━━ GIVEN RECORDS
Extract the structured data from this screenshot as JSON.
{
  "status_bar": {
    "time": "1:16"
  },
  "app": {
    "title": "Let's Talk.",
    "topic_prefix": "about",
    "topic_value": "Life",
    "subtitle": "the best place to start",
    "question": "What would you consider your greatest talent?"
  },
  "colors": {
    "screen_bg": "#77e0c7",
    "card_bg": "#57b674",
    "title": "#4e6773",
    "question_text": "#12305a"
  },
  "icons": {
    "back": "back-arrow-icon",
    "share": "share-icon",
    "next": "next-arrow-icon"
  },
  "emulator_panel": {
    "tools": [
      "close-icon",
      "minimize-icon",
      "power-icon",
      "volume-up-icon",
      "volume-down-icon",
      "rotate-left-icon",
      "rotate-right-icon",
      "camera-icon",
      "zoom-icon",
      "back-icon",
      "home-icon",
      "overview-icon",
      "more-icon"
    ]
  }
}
━━━━
▶ EXERCISE REQUIREMENTS: Copy each line above that contains the string "arrow".

▶ TASK RESPONSE:
    "back": "back-arrow-icon",
    "next": "next-arrow-icon"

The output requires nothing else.